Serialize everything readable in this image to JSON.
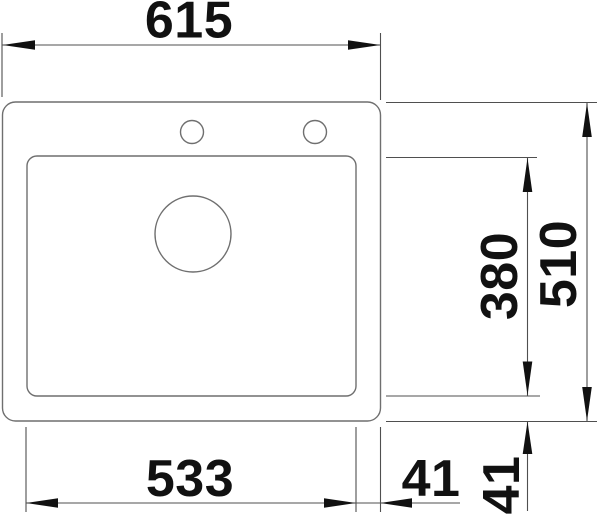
{
  "document": {
    "type": "technical dimension drawing",
    "subject": "drop-in single-bowl sink, top view",
    "units": "mm"
  },
  "dimensions": {
    "overall_width": "615",
    "overall_depth": "510",
    "bowl_depth": "380",
    "bowl_width": "533",
    "bowl_to_right_edge": "41",
    "bowl_to_bottom_edge": "41"
  },
  "features": {
    "faucet_holes": 2,
    "drain_holes": 1
  },
  "colors": {
    "background": "#ffffff",
    "outline": "#6f6f6f",
    "dimension_line": "#4f4f4f",
    "ink": "#111111"
  }
}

___

_PROBLEM DESCRIPTION_. Skip the pictures and transcribe the rest of the records exactly.

_RESPONSE FOR THIS EXERCISE_.
Serialize everything readable in this image to JSON.
{
  "document": {
    "type": "technical dimension drawing",
    "subject": "drop-in single-bowl sink, top view",
    "units": "mm"
  },
  "dimensions": {
    "overall_width": "615",
    "overall_depth": "510",
    "bowl_depth": "380",
    "bowl_width": "533",
    "bowl_to_right_edge": "41",
    "bowl_to_bottom_edge": "41"
  },
  "features": {
    "faucet_holes": 2,
    "drain_holes": 1
  },
  "colors": {
    "background": "#ffffff",
    "outline": "#6f6f6f",
    "dimension_line": "#4f4f4f",
    "ink": "#111111"
  }
}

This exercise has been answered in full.